Instructions to follow
Scan the entries below for the word "March". Copy each line that has it.

[Raw records]
<<<<
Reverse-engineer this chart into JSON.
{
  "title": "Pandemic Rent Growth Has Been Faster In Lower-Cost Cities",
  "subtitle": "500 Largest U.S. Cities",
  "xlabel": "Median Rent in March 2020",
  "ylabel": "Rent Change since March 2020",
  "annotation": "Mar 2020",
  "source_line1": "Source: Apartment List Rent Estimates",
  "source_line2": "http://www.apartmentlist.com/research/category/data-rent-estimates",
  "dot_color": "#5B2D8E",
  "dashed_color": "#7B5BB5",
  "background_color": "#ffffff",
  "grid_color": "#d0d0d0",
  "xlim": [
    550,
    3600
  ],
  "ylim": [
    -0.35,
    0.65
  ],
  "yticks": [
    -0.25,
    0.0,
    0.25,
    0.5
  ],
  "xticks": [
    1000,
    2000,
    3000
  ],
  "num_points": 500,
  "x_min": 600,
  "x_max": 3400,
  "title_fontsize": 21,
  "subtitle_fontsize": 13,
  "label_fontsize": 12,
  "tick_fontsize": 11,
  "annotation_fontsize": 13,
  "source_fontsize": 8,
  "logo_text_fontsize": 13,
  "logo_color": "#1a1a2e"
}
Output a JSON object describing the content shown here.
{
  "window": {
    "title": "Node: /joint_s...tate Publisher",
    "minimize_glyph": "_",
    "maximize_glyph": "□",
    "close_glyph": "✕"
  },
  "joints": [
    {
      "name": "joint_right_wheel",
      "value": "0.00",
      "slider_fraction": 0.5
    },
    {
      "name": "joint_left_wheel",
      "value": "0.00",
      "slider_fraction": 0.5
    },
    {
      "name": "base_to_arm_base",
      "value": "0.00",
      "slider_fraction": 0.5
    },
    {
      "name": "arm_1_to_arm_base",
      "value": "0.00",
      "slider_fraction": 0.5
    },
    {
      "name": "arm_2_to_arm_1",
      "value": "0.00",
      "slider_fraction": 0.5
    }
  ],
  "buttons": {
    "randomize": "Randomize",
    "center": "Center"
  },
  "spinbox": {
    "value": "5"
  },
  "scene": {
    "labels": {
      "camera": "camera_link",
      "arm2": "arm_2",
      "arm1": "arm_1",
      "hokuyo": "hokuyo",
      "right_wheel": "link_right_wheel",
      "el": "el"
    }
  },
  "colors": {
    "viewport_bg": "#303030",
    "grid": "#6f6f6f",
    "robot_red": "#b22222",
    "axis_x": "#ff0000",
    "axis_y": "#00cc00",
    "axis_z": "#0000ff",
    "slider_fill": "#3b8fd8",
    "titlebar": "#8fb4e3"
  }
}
>>>>
Solution for this exercise
  "xlabel": "Median Rent in March 2020",
  "ylabel": "Rent Change since March 2020",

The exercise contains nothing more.